Request.
With pictures omitted, copy exactly the lines from the one containing "Give me a plain-text" through the end of the records below.

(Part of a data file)
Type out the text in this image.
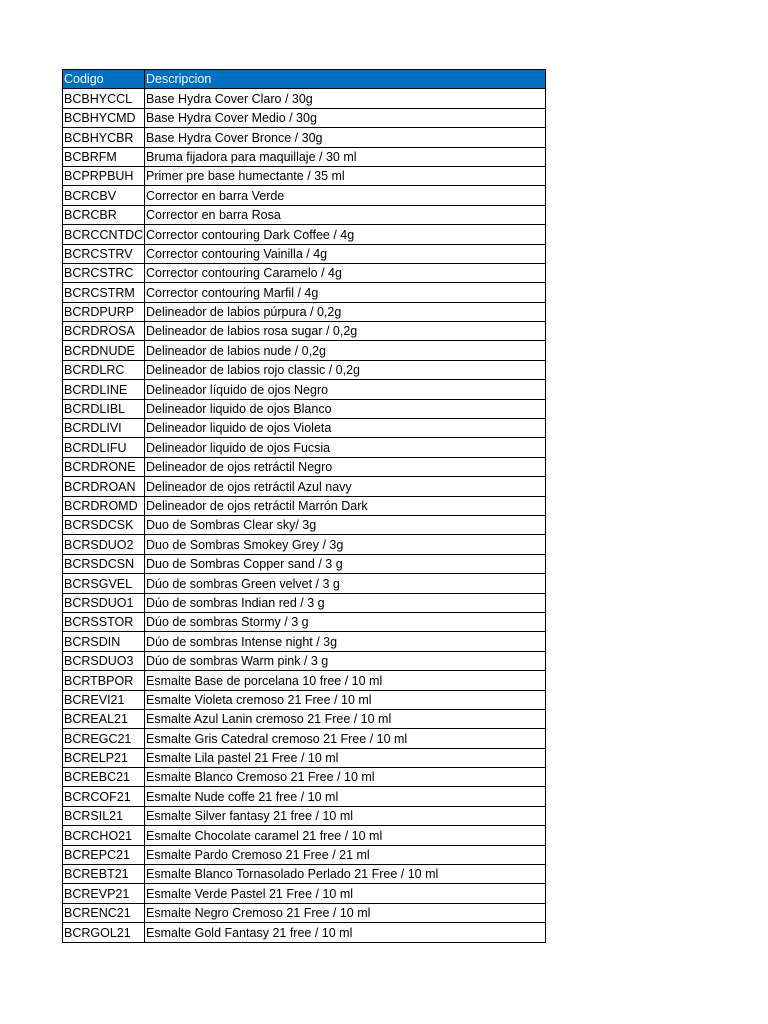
Codigo	Descripcion
BCBHYCCL	Base Hydra Cover Claro / 30g
BCBHYCMD	Base Hydra Cover Medio / 30g
BCBHYCBR	Base Hydra Cover Bronce / 30g
BCBRFM	Bruma fijadora para maquillaje / 30 ml
BCPRPBUH	Primer pre base humectante / 35 ml
BCRCBV	Corrector en barra Verde
BCRCBR	Corrector en barra Rosa
BCRCCNTDC	Corrector contouring Dark Coffee / 4g
BCRCSTRV	Corrector contouring Vainilla / 4g
BCRCSTRC	Corrector contouring Caramelo / 4g
BCRCSTRM	Corrector contouring Marfil / 4g
BCRDPURP	Delineador de labios púrpura / 0,2g
BCRDROSA	Delineador de labios rosa sugar / 0,2g
BCRDNUDE	Delineador de labios nude / 0,2g
BCRDLRC	Delineador de labios rojo classic / 0,2g
BCRDLINE	Delineador líquido de ojos Negro
BCRDLIBL	Delineador liquido de ojos Blanco
BCRDLIVI	Delineador liquido de ojos Violeta
BCRDLIFU	Delineador liquido de ojos Fucsia
BCRDRONE	Delineador de ojos retráctil Negro
BCRDROAN	Delineador de ojos retráctil Azul navy
BCRDROMD	Delineador de ojos retráctil Marrón Dark
BCRSDCSK	Duo de Sombras Clear sky/ 3g
BCRSDUO2	Duo de Sombras Smokey Grey / 3g
BCRSDCSN	Duo de Sombras Copper sand / 3 g
BCRSGVEL	Dúo de sombras Green velvet / 3 g
BCRSDUO1	Dúo de sombras Indian red / 3 g
BCRSSTOR	Dúo de sombras Stormy / 3 g
BCRSDIN	Dúo de sombras Intense night / 3g
BCRSDUO3	Dúo de sombras Warm pink / 3 g
BCRTBPOR	Esmalte Base de porcelana 10 free / 10 ml
BCREVI21	Esmalte Violeta cremoso 21 Free / 10 ml
BCREAL21	Esmalte Azul Lanin cremoso 21 Free / 10 ml
BCREGC21	Esmalte Gris Catedral cremoso 21 Free / 10 ml
BCRELP21	Esmalte Lila pastel 21 Free / 10 ml
BCREBC21	Esmalte Blanco Cremoso 21 Free / 10 ml
BCRCOF21	Esmalte Nude coffe 21 free / 10 ml
BCRSIL21	Esmalte Silver fantasy 21 free / 10 ml
BCRCHO21	Esmalte Chocolate caramel 21 free / 10 ml
BCREPC21	Esmalte Pardo Cremoso 21 Free / 21 ml
BCREBT21	Esmalte Blanco Tornasolado Perlado 21 Free / 10 ml
BCREVP21	Esmalte Verde Pastel 21 Free / 10 ml
BCRENC21	Esmalte Negro Cremoso 21 Free / 10 ml
BCRGOL21	Esmalte Gold Fantasy 21 free / 10 ml
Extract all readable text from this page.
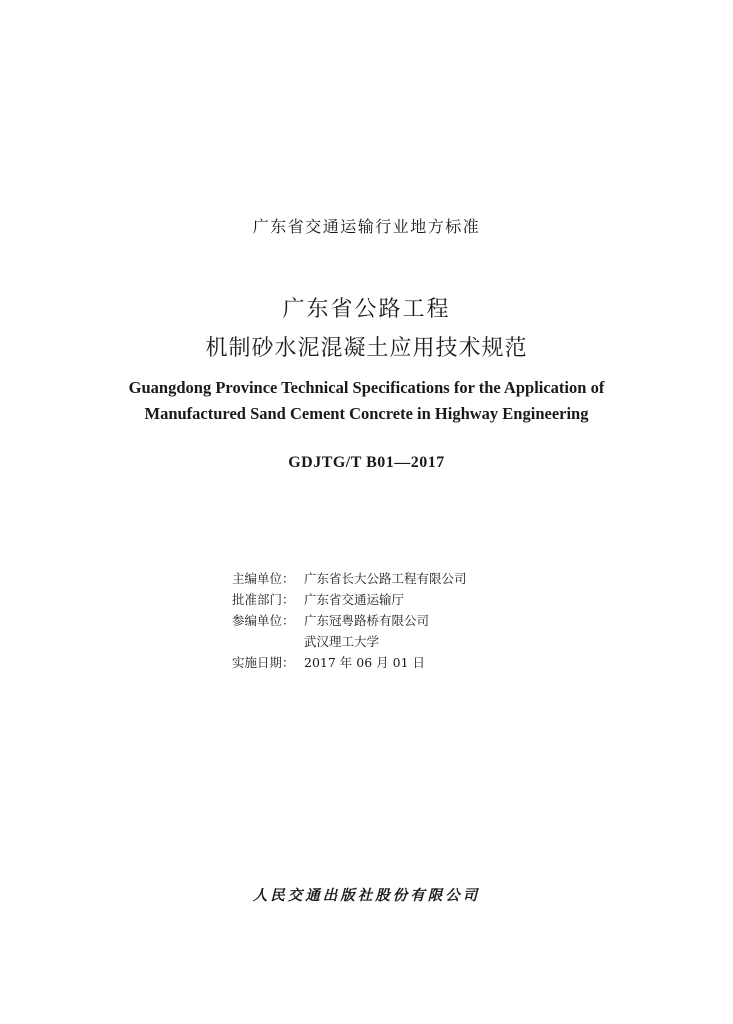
广东省交通运输行业地方标准
广东省公路工程
机制砂水泥混凝土应用技术规范
Guangdong Province Technical Specifications for the Application of
Manufactured Sand Cement Concrete in Highway Engineering
GDJTG/T B01—2017
主编单位： 广东省长大公路工程有限公司
批准部门： 广东省交通运输厅
参编单位： 广东冠粤路桥有限公司
武汉理工大学
实施日期： 2017 年 06 月 01 日
人民交通出版社股份有限公司
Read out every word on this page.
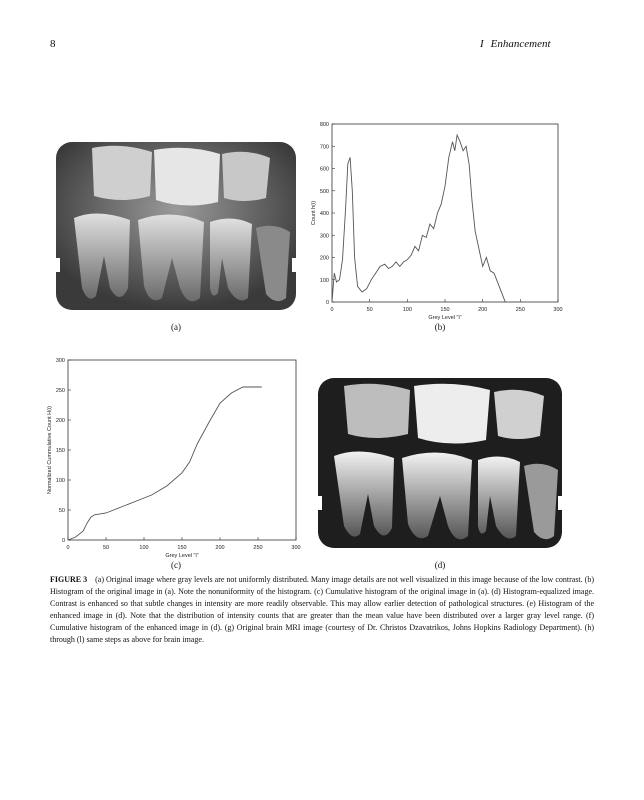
8	I Enhancement
(a)
0	50	100	150	200	250	300
0
100
200
300
400
500
600
700
800
Grey Level "i"
Count h(i)
(b)
0	50	100	150	200	250	300
0
50
100
150
200
250
300
Grey Level "i"
Normalized Cummulative Count H(i)
(c)	(d)
FIGURE 3 (a) Original image where gray levels are not uniformly distributed. Many image details are not well visualized in this image because of the low contrast. (b) Histogram of the original image in (a). Note the nonuniformity of the histogram. (c) Cumulative histogram of the original image in (a). (d) Histogram-equalized image. Contrast is enhanced so that subtle changes in intensity are more readily observable. This may allow earlier detection of pathological structures. (e) Histogram of the enhanced image in (d). Note that the distribution of intensity counts that are greater than the mean value have been distributed over a larger gray level range. (f) Cumulative histogram of the enhanced image in (d). (g) Original brain MRI image (courtesy of Dr. Christos Dzavatrikos, Johns Hopkins Radiology Department). (h) through (l) same steps as above for brain image.
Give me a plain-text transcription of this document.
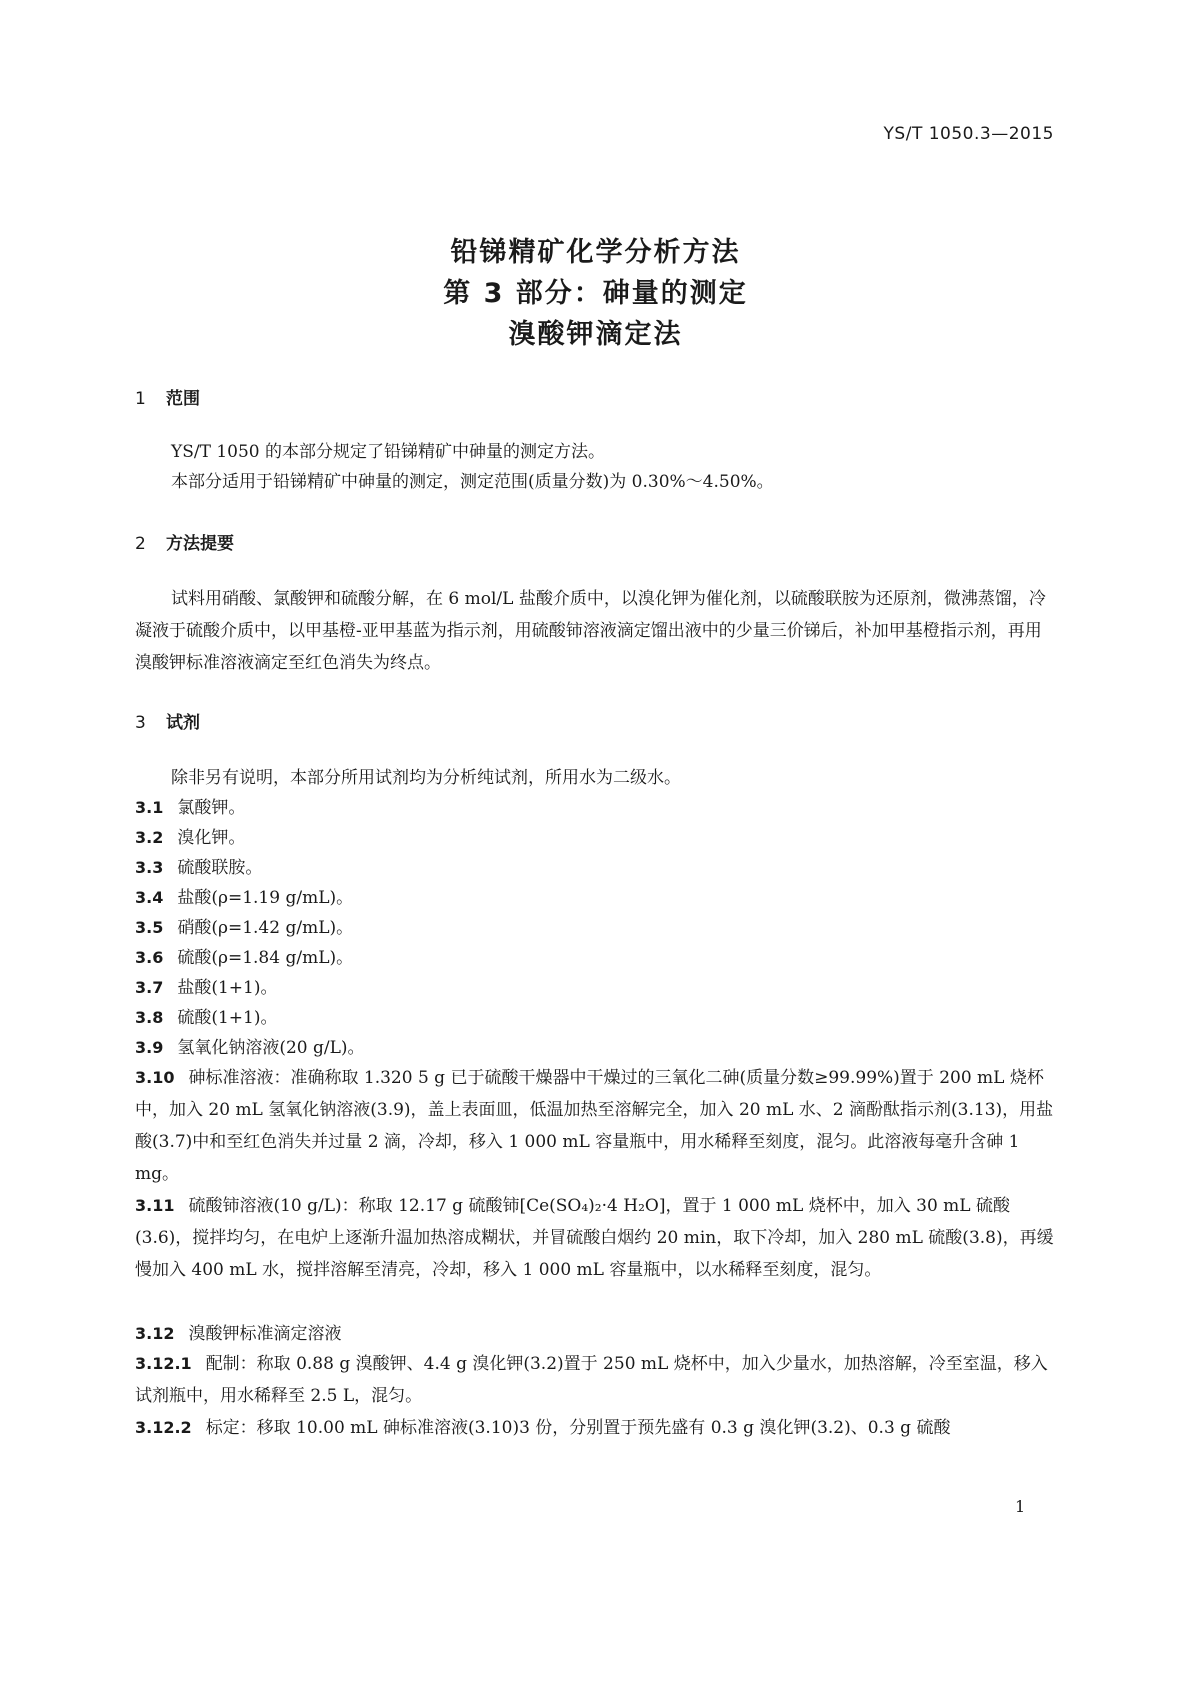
YS/T 1050.3—2015
铅锑精矿化学分析方法
第 3 部分：砷量的测定
溴酸钾滴定法
1 范围

YS/T 1050 的本部分规定了铅锑精矿中砷量的测定方法。

本部分适用于铅锑精矿中砷量的测定，测定范围(质量分数)为 0.30%～4.50%。

2 方法提要

试料用硝酸、氯酸钾和硫酸分解，在 6 mol/L 盐酸介质中，以溴化钾为催化剂，以硫酸联胺为还原剂，微沸蒸馏，冷凝液于硫酸介质中，以甲基橙-亚甲基蓝为指示剂，用硫酸铈溶液滴定馏出液中的少量三价锑后，补加甲基橙指示剂，再用溴酸钾标准溶液滴定至红色消失为终点。

3 试剂

除非另有说明，本部分所用试剂均为分析纯试剂，所用水为二级水。

3.1 氯酸钾。

3.2 溴化钾。

3.3 硫酸联胺。

3.4 盐酸(ρ=1.19 g/mL)。

3.5 硝酸(ρ=1.42 g/mL)。

3.6 硫酸(ρ=1.84 g/mL)。

3.7 盐酸(1+1)。

3.8 硫酸(1+1)。

3.9 氢氧化钠溶液(20 g/L)。

3.10 砷标准溶液：准确称取 1.320 5 g 已于硫酸干燥器中干燥过的三氧化二砷(质量分数≥99.99%)置于 200 mL 烧杯中，加入 20 mL 氢氧化钠溶液(3.9)，盖上表面皿，低温加热至溶解完全，加入 20 mL 水、2 滴酚酞指示剂(3.13)，用盐酸(3.7)中和至红色消失并过量 2 滴，冷却，移入 1 000 mL 容量瓶中，用水稀释至刻度，混匀。此溶液每毫升含砷 1 mg。

3.11 硫酸铈溶液(10 g/L)：称取 12.17 g 硫酸铈[Ce(SO₄)₂·4 H₂O]，置于 1 000 mL 烧杯中，加入 30 mL 硫酸(3.6)，搅拌均匀，在电炉上逐渐升温加热溶成糊状，并冒硫酸白烟约 20 min，取下冷却，加入 280 mL 硫酸(3.8)，再缓慢加入 400 mL 水，搅拌溶解至清亮，冷却，移入 1 000 mL 容量瓶中，以水稀释至刻度，混匀。

3.12 溴酸钾标准滴定溶液

3.12.1 配制：称取 0.88 g 溴酸钾、4.4 g 溴化钾(3.2)置于 250 mL 烧杯中，加入少量水，加热溶解，冷至室温，移入试剂瓶中，用水稀释至 2.5 L，混匀。

3.12.2 标定：移取 10.00 mL 砷标准溶液(3.10)3 份，分别置于预先盛有 0.3 g 溴化钾(3.2)、0.3 g 硫酸

1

Reply.
Give me a plain-text transcription of this document.
YS/T 1050.3—2015
铅锑精矿化学分析方法
第 3 部分：砷量的测定
溴酸钾滴定法
1 范围

YS/T 1050 的本部分规定了铅锑精矿中砷量的测定方法。

本部分适用于铅锑精矿中砷量的测定，测定范围(质量分数)为 0.30%～4.50%。

2 方法提要

试料用硝酸、氯酸钾和硫酸分解，在 6 mol/L 盐酸介质中，以溴化钾为催化剂，以硫酸联胺为还原剂，微沸蒸馏，冷凝液于硫酸介质中，以甲基橙-亚甲基蓝为指示剂，用硫酸铈溶液滴定馏出液中的少量三价锑后，补加甲基橙指示剂，再用溴酸钾标准溶液滴定至红色消失为终点。

3 试剂

除非另有说明，本部分所用试剂均为分析纯试剂，所用水为二级水。

3.1 氯酸钾。

3.2 溴化钾。

3.3 硫酸联胺。

3.4 盐酸(ρ=1.19 g/mL)。

3.5 硝酸(ρ=1.42 g/mL)。

3.6 硫酸(ρ=1.84 g/mL)。

3.7 盐酸(1+1)。

3.8 硫酸(1+1)。

3.9 氢氧化钠溶液(20 g/L)。

3.10 砷标准溶液：准确称取 1.320 5 g 已于硫酸干燥器中干燥过的三氧化二砷(质量分数≥99.99%)置于 200 mL 烧杯中，加入 20 mL 氢氧化钠溶液(3.9)，盖上表面皿，低温加热至溶解完全，加入 20 mL 水、2 滴酚酞指示剂(3.13)，用盐酸(3.7)中和至红色消失并过量 2 滴，冷却，移入 1 000 mL 容量瓶中，用水稀释至刻度，混匀。此溶液每毫升含砷 1 mg。

3.11 硫酸铈溶液(10 g/L)：称取 12.17 g 硫酸铈[Ce(SO₄)₂·4 H₂O]，置于 1 000 mL 烧杯中，加入 30 mL 硫酸(3.6)，搅拌均匀，在电炉上逐渐升温加热溶成糊状，并冒硫酸白烟约 20 min，取下冷却，加入 280 mL 硫酸(3.8)，再缓慢加入 400 mL 水，搅拌溶解至清亮，冷却，移入 1 000 mL 容量瓶中，以水稀释至刻度，混匀。

3.12 溴酸钾标准滴定溶液

3.12.1 配制：称取 0.88 g 溴酸钾、4.4 g 溴化钾(3.2)置于 250 mL 烧杯中，加入少量水，加热溶解，冷至室温，移入试剂瓶中，用水稀释至 2.5 L，混匀。

3.12.2 标定：移取 10.00 mL 砷标准溶液(3.10)3 份，分别置于预先盛有 0.3 g 溴化钾(3.2)、0.3 g 硫酸

1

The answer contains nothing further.